Provided passage ->
* * * *

I would love to be able to dress them though! But they’re both too stubborn and refuse. It’s not a battle worth fighting.

OceanicBoundlessness · 07/03/2024 07:39

It was never important to me. One of my boys was naturally tidy and still is quite fastidious as a teenager. My daughter was a little scruff, she climbed all the trees and jumped in all the puddles.

ClutchingOurBananas · 07/03/2024 08:21

Thing is, ‘looking smart’ doesn’t necessarily mean the same thing to everyone.

It’s amazing the number of people who insist that the smartness of their sons is determined by their 6 weekly short haircuts, daily hair brushing and such like. But that only tells you about their taste.

Not all little boys must have short hair. And whether hair brushing is going to improve your hair is highly dependent on your hair type. (Brushing DS2’s hair will not make it smarter).

Being clean and smelling clean is different to many of the things that people insist constitute caring about your children’s appearances. There are people on this thread ironing things with collars and chinos and insisting that joggers are unacceptable. But, just as many people probably don’t associate small boys in ‘popping down the golf club’ outfits with ‘smart’ so much as ‘old fashioned’.

People have different taste. It doesn’t mean they care less about their or their children’s appearance than you do just because they choose to dress their preschool child in joggers rather than jeans.

* * * *

Problem -> In the forum thread about children's appearance, what did the daughter described as "a little scruff" do?

[Records from a collection]
* * * *

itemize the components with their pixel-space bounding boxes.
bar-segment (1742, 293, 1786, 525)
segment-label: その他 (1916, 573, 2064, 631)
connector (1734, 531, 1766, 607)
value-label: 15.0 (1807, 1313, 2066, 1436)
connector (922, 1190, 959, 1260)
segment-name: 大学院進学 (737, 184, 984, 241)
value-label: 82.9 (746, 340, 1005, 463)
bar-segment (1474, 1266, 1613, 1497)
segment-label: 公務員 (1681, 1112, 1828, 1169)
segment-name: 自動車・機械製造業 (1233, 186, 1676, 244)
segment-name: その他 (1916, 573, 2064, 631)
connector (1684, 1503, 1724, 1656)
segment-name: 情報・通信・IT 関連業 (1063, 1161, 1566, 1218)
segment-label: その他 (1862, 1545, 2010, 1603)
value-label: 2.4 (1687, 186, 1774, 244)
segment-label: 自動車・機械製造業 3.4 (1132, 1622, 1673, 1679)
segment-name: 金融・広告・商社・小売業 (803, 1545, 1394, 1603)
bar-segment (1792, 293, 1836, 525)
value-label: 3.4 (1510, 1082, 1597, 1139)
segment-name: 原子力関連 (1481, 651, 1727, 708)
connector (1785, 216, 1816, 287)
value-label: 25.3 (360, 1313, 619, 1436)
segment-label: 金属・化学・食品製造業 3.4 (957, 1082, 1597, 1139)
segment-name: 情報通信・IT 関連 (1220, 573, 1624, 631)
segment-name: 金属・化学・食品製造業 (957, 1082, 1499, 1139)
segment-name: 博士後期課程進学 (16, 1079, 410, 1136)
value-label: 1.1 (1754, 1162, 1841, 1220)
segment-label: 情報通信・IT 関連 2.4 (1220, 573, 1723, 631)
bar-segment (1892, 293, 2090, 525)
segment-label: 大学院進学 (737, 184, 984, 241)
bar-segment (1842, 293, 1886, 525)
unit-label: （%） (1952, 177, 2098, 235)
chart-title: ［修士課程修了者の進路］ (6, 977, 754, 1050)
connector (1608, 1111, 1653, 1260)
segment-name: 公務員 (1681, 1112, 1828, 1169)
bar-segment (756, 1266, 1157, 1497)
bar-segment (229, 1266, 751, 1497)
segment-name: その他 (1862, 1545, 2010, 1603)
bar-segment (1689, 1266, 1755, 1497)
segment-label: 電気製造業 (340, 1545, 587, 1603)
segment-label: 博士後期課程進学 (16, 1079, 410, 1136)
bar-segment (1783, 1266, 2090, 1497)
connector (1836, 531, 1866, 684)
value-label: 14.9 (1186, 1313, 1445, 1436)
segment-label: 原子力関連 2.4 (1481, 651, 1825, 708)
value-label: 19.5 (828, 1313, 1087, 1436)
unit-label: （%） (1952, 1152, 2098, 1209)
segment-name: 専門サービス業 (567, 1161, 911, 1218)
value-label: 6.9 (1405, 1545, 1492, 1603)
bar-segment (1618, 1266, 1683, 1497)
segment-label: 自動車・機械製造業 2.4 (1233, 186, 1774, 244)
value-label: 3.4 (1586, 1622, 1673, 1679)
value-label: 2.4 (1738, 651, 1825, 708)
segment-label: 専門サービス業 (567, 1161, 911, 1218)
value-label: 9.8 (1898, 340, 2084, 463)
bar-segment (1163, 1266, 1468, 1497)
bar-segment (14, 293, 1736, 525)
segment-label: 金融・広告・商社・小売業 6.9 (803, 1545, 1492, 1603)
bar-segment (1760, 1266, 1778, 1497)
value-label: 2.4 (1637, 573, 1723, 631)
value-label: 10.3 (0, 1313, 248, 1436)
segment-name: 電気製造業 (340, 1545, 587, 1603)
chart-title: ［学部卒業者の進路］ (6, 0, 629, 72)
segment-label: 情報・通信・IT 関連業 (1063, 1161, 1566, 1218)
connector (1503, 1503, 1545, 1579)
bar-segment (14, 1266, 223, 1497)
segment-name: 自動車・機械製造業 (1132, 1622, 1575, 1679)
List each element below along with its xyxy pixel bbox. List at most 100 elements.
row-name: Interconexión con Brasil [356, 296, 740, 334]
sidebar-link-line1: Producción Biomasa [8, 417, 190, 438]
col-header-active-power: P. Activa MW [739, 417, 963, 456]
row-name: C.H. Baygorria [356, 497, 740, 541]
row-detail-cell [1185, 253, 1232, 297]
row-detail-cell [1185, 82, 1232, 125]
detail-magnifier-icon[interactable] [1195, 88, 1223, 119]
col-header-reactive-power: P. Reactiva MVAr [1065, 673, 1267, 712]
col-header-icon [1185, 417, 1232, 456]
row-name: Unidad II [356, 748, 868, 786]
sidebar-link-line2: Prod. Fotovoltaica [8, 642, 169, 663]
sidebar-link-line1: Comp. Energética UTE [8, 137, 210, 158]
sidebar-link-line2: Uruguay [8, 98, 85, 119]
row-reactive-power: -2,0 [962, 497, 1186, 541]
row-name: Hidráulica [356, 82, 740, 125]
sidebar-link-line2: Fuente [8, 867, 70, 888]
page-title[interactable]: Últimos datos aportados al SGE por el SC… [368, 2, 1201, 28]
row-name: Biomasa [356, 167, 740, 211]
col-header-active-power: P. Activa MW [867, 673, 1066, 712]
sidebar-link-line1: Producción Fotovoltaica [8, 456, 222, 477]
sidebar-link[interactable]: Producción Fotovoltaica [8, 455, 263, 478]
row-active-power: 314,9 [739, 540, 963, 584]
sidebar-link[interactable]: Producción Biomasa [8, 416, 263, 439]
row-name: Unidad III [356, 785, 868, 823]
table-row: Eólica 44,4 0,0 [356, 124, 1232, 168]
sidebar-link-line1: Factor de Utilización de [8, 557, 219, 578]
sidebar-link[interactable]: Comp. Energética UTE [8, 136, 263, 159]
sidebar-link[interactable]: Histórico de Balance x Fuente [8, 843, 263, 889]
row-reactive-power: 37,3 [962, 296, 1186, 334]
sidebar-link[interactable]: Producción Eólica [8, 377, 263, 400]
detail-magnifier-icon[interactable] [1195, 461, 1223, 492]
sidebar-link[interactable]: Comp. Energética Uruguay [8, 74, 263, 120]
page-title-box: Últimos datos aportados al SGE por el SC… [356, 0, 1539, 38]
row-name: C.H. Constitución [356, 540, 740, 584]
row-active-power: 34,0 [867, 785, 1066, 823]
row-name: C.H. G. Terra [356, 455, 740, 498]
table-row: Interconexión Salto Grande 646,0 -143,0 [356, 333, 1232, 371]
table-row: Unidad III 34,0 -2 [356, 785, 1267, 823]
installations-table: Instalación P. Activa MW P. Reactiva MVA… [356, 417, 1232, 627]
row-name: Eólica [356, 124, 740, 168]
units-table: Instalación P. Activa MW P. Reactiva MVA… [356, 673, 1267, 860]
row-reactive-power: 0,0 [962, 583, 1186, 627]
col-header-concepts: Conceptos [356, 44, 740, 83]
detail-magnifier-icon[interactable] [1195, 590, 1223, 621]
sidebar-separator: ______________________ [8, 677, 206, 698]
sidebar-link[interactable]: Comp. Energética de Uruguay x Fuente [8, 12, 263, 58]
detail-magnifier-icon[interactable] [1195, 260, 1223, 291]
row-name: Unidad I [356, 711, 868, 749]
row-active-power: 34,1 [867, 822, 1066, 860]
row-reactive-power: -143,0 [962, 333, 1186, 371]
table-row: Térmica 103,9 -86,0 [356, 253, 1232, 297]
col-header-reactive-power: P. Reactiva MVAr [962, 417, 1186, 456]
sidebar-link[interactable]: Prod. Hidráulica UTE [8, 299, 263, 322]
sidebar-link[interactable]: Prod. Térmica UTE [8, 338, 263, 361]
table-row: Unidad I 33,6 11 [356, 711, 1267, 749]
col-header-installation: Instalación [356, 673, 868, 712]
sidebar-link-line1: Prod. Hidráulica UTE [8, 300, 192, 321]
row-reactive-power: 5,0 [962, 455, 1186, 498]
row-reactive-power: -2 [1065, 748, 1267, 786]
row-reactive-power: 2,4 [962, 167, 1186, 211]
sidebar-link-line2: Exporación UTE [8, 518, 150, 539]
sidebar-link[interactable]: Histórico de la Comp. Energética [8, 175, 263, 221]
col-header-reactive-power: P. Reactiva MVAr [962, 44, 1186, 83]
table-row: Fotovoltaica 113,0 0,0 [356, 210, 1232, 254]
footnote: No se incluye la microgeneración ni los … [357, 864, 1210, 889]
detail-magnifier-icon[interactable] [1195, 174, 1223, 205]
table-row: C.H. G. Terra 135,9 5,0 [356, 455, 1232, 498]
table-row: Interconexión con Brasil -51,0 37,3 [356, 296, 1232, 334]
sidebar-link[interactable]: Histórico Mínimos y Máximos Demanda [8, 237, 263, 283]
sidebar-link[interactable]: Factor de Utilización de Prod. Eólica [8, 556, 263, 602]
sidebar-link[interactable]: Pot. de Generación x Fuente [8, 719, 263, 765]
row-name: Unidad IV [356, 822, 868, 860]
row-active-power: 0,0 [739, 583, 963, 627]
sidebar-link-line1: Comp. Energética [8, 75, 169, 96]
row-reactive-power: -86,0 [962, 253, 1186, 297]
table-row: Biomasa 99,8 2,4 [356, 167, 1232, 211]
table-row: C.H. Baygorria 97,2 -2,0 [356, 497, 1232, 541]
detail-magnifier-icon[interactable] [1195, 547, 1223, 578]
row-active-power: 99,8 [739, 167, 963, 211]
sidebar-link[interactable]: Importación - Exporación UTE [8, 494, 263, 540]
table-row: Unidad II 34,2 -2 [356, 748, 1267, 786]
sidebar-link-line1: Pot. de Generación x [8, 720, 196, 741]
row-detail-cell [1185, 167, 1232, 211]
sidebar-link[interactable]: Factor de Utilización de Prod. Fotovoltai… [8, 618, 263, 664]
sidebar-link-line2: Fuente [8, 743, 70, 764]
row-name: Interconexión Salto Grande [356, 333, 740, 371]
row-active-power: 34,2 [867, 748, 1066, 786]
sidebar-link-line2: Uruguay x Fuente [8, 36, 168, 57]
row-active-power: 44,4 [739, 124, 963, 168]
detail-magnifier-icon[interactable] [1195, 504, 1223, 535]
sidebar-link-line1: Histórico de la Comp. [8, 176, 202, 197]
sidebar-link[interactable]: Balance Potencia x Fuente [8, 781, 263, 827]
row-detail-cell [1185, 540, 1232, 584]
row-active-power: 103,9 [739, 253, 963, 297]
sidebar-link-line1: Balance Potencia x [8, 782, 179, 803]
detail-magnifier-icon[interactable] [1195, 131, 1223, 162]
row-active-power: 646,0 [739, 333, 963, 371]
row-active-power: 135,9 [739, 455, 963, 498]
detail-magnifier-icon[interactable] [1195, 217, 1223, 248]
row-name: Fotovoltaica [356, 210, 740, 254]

* * * *

Completed task -> She climbed all the trees and jumped in all the puddles.